■ **The task**: Starting at the line with "What data populates" and stopping at the final line, retype the data below exactly; do not carry over any pictures.

■ **Records provided**:
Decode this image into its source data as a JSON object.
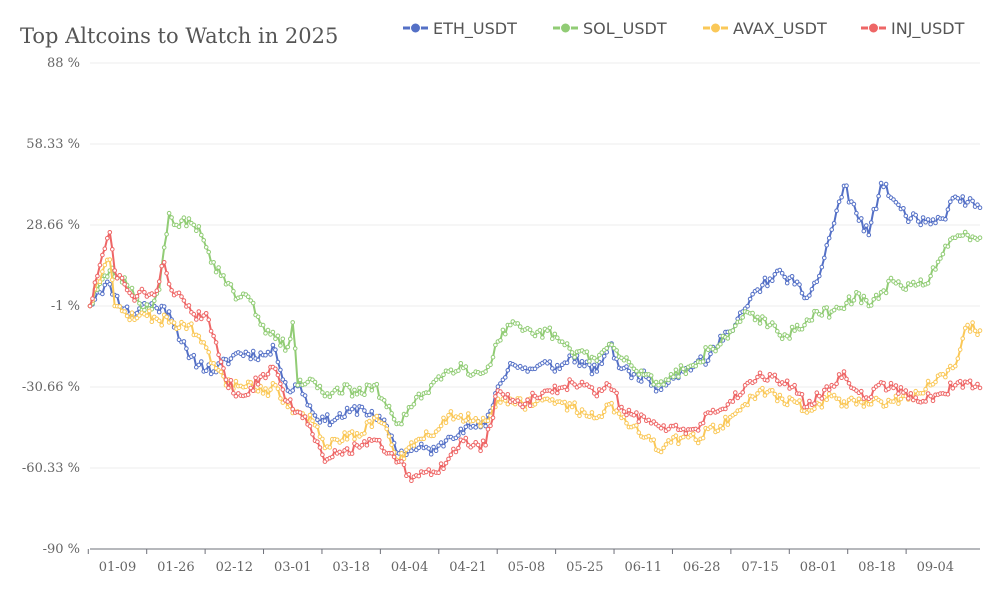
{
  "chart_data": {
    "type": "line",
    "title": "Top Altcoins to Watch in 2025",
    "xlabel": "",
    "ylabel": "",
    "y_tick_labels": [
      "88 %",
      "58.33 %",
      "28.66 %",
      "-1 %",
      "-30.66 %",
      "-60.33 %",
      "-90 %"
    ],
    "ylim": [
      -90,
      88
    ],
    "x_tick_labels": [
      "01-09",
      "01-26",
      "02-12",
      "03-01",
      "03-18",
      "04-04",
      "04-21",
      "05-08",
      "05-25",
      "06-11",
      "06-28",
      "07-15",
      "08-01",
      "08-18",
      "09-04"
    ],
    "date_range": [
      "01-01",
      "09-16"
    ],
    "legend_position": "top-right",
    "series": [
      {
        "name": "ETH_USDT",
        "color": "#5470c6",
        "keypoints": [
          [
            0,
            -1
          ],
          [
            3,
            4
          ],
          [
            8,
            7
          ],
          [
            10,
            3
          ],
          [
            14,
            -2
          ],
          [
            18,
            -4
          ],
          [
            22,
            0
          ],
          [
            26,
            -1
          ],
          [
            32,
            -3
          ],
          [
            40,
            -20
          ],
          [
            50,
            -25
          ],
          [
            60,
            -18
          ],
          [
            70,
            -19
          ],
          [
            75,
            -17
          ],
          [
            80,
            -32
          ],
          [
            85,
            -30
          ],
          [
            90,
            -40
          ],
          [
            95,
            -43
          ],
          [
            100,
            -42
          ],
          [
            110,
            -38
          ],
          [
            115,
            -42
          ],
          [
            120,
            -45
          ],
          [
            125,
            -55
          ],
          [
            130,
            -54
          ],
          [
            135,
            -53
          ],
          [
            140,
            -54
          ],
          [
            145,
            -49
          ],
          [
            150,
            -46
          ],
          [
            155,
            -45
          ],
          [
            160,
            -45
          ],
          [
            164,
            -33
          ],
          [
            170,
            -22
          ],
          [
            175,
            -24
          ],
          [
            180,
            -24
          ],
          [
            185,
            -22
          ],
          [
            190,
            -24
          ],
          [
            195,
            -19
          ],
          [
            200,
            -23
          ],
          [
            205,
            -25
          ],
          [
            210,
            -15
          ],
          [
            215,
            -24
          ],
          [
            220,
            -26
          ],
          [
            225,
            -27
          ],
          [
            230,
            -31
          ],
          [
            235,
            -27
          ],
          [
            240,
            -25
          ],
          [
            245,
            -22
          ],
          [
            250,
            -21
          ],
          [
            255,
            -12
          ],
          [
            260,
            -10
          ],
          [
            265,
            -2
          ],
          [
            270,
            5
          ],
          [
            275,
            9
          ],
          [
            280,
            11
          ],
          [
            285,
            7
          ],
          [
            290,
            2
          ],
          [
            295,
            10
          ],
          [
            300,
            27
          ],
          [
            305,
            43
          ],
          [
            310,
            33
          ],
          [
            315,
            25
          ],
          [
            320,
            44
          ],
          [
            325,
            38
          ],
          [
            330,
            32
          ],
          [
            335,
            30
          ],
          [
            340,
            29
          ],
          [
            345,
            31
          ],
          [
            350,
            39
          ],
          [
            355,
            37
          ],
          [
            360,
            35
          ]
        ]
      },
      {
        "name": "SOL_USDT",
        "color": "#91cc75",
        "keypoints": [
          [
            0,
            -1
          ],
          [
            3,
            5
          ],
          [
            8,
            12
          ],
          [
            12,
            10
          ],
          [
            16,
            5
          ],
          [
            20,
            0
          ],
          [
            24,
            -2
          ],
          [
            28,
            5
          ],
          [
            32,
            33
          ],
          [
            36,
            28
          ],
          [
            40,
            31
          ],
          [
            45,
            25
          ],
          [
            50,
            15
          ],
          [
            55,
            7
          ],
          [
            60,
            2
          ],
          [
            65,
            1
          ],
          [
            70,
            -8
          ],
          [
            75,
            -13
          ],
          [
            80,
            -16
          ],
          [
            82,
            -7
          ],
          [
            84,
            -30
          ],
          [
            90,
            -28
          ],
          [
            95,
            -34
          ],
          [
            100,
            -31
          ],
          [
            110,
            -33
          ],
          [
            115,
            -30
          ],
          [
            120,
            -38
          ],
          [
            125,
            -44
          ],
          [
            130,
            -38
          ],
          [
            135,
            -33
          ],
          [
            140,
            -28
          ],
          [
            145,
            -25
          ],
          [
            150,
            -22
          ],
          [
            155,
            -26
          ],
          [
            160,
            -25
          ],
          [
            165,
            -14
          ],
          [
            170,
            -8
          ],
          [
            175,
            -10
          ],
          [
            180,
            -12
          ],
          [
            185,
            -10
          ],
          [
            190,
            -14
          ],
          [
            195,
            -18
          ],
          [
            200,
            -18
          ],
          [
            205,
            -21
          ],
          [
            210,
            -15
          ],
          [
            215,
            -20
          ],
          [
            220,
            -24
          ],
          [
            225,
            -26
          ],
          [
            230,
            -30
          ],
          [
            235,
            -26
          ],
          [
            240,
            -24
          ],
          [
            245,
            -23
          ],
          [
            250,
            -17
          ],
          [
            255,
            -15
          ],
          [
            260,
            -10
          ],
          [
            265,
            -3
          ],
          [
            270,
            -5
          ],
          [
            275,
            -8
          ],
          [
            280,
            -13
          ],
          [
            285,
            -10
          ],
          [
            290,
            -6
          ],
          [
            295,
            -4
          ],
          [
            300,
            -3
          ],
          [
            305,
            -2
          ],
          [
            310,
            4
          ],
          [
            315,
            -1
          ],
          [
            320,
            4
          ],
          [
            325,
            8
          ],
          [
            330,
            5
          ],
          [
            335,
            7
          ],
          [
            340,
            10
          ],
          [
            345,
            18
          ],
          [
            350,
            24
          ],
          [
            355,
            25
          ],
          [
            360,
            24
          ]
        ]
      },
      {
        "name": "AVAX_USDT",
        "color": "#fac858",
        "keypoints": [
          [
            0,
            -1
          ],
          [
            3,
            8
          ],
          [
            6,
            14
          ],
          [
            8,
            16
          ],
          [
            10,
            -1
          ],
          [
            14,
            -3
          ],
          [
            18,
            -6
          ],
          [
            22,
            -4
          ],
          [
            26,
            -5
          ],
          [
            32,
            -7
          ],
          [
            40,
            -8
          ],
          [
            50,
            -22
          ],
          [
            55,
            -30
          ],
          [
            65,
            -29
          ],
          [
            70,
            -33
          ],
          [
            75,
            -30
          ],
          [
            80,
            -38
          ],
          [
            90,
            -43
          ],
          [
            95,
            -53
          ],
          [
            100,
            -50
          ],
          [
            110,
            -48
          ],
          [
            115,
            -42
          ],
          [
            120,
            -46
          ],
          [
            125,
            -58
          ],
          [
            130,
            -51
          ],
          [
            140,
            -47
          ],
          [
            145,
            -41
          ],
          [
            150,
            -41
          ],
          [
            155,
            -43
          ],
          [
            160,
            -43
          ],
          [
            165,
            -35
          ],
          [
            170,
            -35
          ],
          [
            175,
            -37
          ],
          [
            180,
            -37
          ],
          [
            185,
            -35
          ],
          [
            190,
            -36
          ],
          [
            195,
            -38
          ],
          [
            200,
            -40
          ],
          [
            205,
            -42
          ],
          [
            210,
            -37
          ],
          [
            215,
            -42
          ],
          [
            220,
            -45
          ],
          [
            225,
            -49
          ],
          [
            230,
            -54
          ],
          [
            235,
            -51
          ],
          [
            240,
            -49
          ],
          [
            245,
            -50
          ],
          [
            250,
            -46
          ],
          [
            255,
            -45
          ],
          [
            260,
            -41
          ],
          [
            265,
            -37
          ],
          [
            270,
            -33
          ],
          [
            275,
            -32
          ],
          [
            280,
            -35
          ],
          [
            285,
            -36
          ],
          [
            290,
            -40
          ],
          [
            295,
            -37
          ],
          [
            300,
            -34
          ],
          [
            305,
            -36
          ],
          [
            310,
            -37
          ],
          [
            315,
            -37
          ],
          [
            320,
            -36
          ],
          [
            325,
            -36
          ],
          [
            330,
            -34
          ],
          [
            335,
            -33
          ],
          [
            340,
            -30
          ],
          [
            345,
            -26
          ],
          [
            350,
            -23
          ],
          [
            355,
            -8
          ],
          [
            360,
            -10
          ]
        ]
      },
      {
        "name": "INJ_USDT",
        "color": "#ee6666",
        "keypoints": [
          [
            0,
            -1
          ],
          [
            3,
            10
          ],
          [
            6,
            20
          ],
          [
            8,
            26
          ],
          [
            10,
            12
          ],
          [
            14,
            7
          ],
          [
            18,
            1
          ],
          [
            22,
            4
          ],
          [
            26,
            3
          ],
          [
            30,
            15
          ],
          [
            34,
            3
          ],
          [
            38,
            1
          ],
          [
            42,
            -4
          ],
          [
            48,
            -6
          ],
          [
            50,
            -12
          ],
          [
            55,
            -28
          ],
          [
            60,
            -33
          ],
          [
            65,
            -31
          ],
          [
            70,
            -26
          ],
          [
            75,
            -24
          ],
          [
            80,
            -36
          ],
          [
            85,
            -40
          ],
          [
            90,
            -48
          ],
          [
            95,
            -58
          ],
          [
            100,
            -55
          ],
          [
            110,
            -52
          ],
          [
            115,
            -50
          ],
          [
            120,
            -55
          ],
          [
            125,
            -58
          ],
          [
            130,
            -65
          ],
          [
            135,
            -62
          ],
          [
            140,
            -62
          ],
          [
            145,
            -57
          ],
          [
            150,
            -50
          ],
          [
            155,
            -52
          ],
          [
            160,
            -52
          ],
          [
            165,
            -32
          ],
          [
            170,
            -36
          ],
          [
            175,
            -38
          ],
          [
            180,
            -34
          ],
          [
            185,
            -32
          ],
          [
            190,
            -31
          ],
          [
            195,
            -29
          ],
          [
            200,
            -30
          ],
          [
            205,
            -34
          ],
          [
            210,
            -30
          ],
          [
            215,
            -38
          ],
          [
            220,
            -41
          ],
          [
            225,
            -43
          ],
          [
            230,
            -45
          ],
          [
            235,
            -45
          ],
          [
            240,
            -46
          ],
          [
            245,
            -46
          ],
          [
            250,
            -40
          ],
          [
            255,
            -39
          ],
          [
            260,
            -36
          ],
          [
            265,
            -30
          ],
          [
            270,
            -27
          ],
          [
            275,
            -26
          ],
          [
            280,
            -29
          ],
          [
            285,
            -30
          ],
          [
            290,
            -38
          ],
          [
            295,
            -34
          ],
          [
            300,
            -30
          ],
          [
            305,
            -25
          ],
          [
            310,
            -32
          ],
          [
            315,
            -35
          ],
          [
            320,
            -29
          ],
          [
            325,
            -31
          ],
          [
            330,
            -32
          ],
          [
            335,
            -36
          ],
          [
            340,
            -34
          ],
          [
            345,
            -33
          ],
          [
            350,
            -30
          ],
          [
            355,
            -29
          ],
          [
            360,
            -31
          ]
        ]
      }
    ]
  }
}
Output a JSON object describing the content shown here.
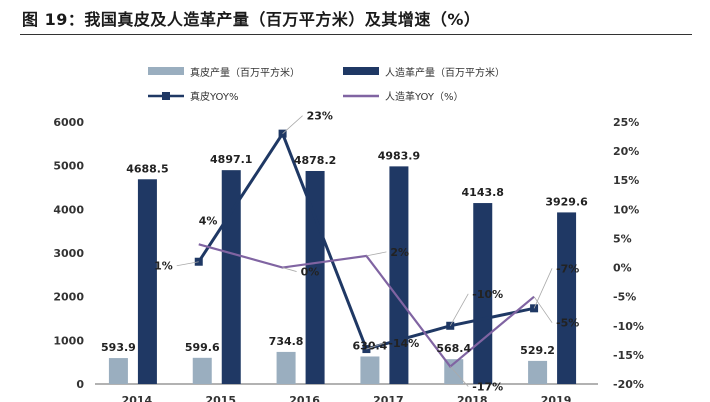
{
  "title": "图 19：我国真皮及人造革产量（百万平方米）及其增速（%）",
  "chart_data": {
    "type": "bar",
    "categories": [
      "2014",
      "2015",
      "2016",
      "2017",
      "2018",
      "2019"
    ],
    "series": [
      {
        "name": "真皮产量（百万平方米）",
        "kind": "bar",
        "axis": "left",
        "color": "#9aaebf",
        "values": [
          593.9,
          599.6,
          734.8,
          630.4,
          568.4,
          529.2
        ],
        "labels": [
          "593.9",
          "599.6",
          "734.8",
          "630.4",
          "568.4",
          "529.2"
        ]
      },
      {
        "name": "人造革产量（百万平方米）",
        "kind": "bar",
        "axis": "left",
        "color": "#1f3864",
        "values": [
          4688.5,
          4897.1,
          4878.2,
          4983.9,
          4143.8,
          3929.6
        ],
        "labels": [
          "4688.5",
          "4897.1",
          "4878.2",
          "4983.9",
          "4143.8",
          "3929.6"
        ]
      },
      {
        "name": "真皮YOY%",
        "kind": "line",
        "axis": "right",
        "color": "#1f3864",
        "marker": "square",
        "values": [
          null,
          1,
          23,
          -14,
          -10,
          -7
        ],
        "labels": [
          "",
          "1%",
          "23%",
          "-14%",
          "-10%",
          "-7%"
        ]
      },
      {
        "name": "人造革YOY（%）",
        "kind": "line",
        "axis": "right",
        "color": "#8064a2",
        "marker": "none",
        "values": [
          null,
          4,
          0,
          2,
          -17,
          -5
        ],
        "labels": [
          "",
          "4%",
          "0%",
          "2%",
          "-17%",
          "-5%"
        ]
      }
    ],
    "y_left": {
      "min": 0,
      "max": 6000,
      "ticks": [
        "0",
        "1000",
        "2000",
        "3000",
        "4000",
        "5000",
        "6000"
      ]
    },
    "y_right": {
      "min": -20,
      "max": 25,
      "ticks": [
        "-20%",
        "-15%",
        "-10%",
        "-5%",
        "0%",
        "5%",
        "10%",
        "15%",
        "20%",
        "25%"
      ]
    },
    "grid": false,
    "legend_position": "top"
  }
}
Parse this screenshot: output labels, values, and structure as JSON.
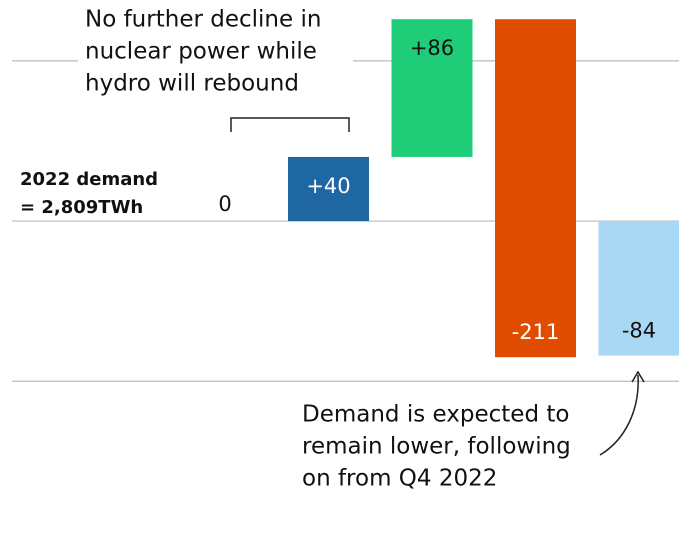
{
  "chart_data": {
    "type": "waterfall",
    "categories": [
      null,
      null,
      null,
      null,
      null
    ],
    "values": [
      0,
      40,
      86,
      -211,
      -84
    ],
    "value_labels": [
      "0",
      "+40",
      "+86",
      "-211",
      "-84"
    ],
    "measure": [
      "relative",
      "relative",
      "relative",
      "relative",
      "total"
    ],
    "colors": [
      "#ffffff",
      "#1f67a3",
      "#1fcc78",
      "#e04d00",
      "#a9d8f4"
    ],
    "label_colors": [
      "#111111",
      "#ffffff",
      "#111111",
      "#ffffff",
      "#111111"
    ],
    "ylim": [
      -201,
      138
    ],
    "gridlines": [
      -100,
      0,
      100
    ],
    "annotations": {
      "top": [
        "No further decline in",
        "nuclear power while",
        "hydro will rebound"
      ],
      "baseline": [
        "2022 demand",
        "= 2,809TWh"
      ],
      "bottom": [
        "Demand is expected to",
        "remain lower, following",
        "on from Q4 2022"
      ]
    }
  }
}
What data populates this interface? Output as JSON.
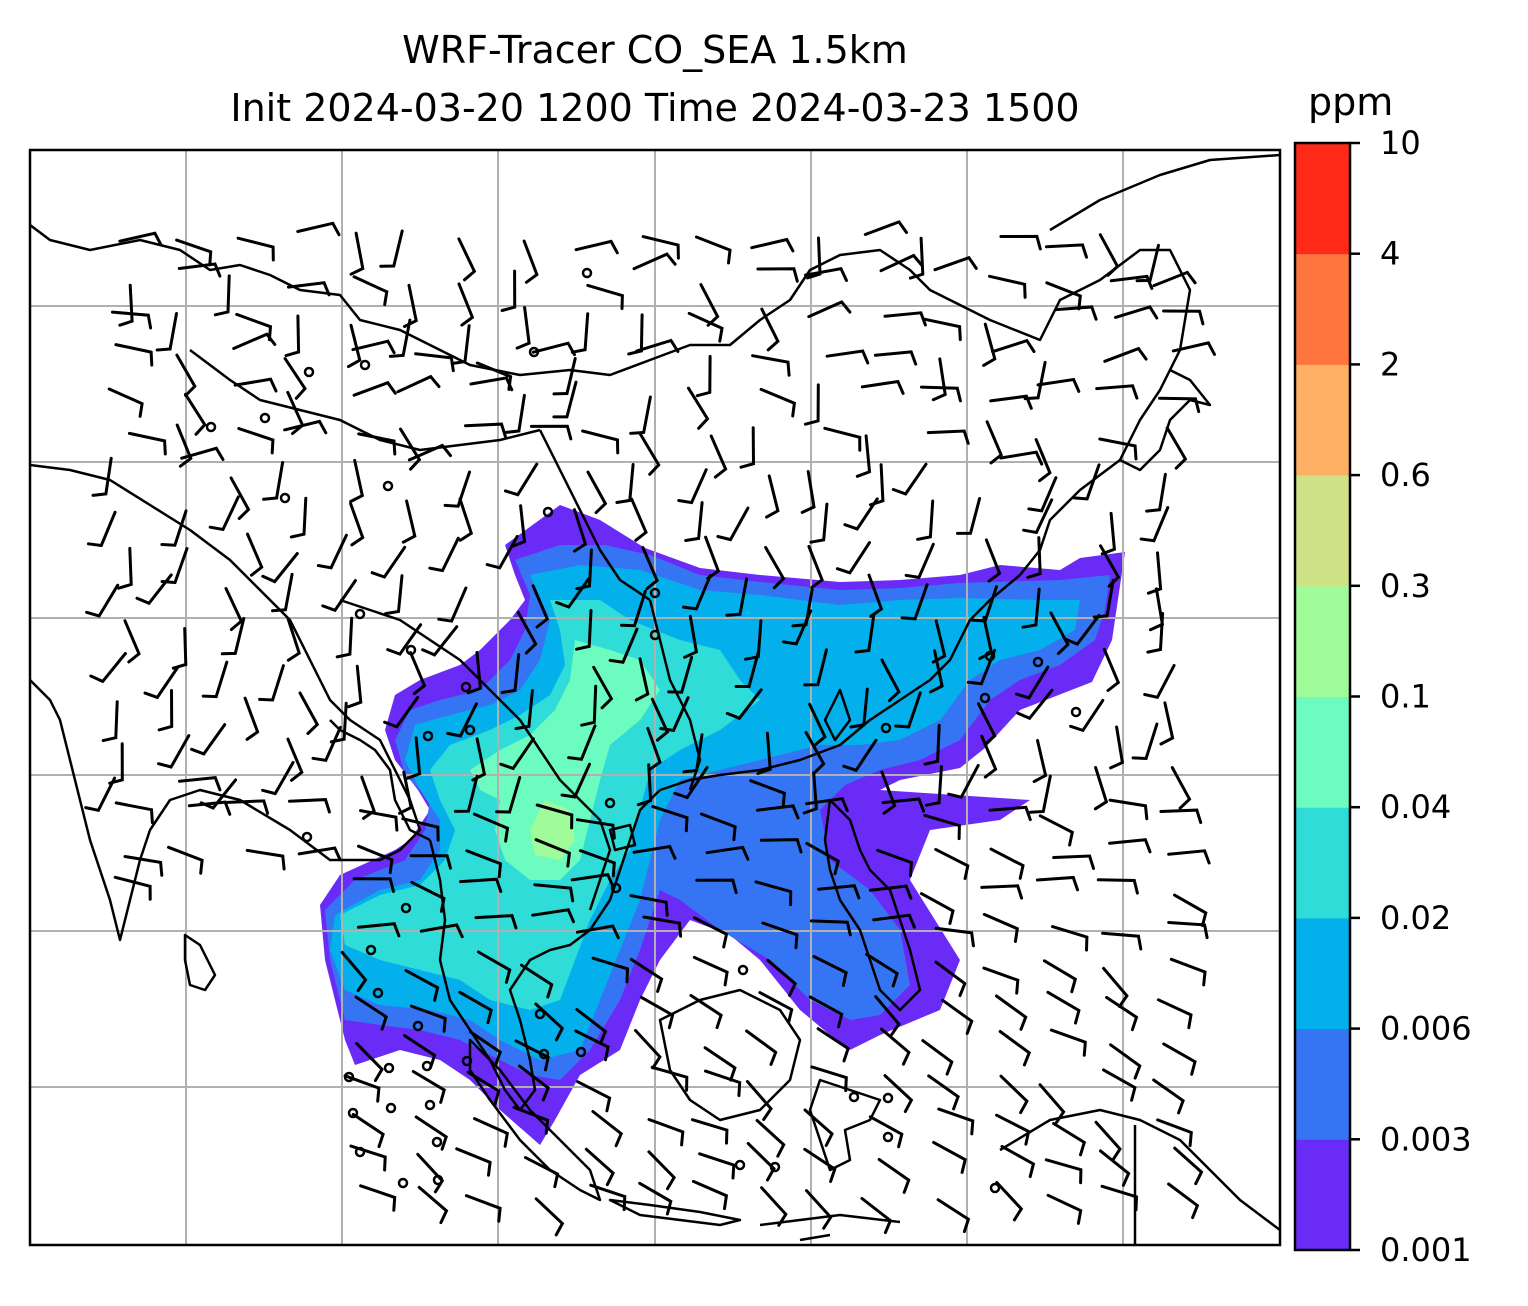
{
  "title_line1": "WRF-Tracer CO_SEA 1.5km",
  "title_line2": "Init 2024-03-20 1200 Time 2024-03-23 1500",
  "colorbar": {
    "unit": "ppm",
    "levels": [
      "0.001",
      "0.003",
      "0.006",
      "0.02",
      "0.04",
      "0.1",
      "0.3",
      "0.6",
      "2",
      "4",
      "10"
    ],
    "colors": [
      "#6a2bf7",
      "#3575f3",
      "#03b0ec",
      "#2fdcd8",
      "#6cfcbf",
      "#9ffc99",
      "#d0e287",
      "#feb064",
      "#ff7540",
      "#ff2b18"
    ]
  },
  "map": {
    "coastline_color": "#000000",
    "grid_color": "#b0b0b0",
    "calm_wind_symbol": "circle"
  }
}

■ **Task result**:
What data populates this interface? Output as JSON.
{
  "title_line1": "WRF-Tracer CO_SEA 1.5km",
  "title_line2": "Init 2024-03-20 1200 Time 2024-03-23 1500",
  "colorbar": {
    "unit": "ppm",
    "levels": [
      "0.001",
      "0.003",
      "0.006",
      "0.02",
      "0.04",
      "0.1",
      "0.3",
      "0.6",
      "2",
      "4",
      "10"
    ],
    "colors": [
      "#6a2bf7",
      "#3575f3",
      "#03b0ec",
      "#2fdcd8",
      "#6cfcbf",
      "#9ffc99",
      "#d0e287",
      "#feb064",
      "#ff7540",
      "#ff2b18"
    ]
  },
  "map": {
    "coastline_color": "#000000",
    "grid_color": "#b0b0b0",
    "calm_wind_symbol": "circle"
  }
}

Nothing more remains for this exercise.